# vine peach



## koda_ky (Apr 25, 2009)

Has anyone ever made wine from vine peaches before? 
They grow good here but they taste kinda like a mango.
Thanks
Koda


----------



## Tom (Apr 25, 2009)

Vine Peach?
I have made Peach Wine. I get the free-stone Paches. Not sure what a "vine Peach" is.


----------



## St Allie (Apr 26, 2009)

Koda?, 

have you got a photo of the vine peaches? 

I have never heard of a vine peach.. All I can think of is fuzzy fruit.. you don't mean a kiwifruit? 

http://www.nutritiousfruit.com/images/Kiwi-Fruit.jpg

Allie


----------



## Wade E (Apr 26, 2009)

I have never heard of vine peaches but they do sound good. I will be making a peach wine this year all beause of Tom's friend Joeswine, he made a peach wine to die for and since I have never made one its about time and Im going to try my damnedest to duplicate it.


----------



## St Allie (Apr 26, 2009)

Please post the recipe in the recipe section when you do Wade. I made two batches this year .. one from white fleshed peaches and the other from yellow fleshed.. we can compare notes


----------



## Tom (Apr 26, 2009)

Wade E said:


> I have never heard of vine peaches but they do sound good. I will be making a peach wine this year all beause of Tom's friend Joeswine, he made a peach wine to die for and since I have never made one its about time and Im going to try my damnedest to duplicate it.



I'll have to send you one of MY Peach wines I'd say even toss up with Joeswine.


----------



## Wade E (Apr 26, 2009)

Please do, I was floored by Joes! Please also include your recipe on the site! we really need to add all our fav's!

:: DATASET RECORDS ::
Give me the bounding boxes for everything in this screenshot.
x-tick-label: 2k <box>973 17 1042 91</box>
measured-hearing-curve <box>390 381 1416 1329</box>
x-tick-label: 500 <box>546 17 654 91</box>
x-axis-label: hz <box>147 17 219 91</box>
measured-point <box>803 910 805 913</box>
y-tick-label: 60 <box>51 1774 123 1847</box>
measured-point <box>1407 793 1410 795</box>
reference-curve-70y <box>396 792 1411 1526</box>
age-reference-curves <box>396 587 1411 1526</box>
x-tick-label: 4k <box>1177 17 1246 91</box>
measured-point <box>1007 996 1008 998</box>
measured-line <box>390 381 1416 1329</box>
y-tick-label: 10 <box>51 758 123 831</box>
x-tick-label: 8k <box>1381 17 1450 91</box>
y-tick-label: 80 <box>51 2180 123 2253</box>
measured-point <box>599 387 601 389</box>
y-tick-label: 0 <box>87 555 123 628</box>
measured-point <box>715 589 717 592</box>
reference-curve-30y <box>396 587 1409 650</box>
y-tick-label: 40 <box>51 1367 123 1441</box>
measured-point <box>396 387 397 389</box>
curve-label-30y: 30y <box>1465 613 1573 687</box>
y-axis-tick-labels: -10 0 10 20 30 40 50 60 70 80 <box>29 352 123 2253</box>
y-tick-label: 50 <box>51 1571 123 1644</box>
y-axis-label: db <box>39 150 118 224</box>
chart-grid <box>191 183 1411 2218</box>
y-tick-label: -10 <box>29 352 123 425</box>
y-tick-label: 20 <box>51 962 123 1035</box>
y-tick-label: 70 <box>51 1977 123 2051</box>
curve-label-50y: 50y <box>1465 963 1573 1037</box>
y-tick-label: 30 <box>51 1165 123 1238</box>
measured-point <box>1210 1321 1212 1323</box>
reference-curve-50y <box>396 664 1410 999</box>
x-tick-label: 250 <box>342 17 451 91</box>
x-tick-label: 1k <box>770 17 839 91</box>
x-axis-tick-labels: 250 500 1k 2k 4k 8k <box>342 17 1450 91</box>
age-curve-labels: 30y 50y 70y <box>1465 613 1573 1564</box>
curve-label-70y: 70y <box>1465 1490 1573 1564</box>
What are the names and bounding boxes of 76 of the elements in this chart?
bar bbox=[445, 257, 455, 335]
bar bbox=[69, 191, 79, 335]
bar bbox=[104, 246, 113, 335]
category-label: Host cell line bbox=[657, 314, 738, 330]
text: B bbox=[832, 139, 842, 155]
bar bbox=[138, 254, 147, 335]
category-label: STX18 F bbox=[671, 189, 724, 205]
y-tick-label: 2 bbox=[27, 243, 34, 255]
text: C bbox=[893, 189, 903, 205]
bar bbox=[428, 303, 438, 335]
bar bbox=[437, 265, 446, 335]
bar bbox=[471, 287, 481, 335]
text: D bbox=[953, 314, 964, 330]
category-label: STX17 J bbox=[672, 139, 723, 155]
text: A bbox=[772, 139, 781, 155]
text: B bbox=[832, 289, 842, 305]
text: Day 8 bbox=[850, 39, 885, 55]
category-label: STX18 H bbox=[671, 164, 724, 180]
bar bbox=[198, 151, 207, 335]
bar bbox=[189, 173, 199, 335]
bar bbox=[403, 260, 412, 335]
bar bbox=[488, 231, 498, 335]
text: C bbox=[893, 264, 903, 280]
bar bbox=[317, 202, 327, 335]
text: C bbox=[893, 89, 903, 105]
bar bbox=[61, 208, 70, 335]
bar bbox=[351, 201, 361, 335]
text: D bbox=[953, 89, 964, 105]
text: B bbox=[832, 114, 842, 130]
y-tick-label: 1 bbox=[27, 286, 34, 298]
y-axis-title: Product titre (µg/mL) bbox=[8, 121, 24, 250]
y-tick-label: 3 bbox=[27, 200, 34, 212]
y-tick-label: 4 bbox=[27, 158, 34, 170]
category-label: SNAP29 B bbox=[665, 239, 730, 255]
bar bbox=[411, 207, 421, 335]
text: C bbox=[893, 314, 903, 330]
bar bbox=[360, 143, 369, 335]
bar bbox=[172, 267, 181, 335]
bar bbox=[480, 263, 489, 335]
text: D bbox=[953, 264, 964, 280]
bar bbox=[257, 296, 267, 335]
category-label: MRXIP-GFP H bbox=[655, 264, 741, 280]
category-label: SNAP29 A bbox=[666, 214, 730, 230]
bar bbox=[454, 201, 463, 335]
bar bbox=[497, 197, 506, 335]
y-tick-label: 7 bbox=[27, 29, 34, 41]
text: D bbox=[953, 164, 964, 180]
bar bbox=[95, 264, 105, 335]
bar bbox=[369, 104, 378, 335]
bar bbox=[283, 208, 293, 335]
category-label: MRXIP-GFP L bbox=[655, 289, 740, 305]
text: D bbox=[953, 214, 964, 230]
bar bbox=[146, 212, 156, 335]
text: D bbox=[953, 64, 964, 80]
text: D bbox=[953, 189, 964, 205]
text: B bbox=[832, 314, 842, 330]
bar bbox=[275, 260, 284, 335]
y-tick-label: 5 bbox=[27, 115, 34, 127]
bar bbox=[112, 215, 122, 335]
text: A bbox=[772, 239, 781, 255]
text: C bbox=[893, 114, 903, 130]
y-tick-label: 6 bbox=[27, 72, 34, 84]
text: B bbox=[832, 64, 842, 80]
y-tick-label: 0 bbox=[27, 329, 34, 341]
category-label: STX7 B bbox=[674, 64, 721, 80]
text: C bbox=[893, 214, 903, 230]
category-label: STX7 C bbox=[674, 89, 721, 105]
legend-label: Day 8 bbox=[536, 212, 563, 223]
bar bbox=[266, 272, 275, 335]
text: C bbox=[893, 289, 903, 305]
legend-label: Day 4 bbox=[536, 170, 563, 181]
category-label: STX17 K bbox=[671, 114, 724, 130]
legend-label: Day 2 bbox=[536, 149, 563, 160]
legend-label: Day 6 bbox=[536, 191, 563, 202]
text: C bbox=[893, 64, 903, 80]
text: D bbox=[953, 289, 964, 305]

:: EXERCISE OBJECTIVE ::
Decide whether each of the following statements agrees with the vine peach thread. For each one, answer yes or no and quote the words from the thread that settle it.
1. St Allie made two batches of peach wine this year.
2. Koda says vine peaches taste somewhat like kiwifruit.
3. Wade E has made peach wine before.

:: WRITTEN SOLUTION ::
1. Yes: "I made two batches this year"
2. No: "they taste kinda like a mango."
3. No: "since I have never made one"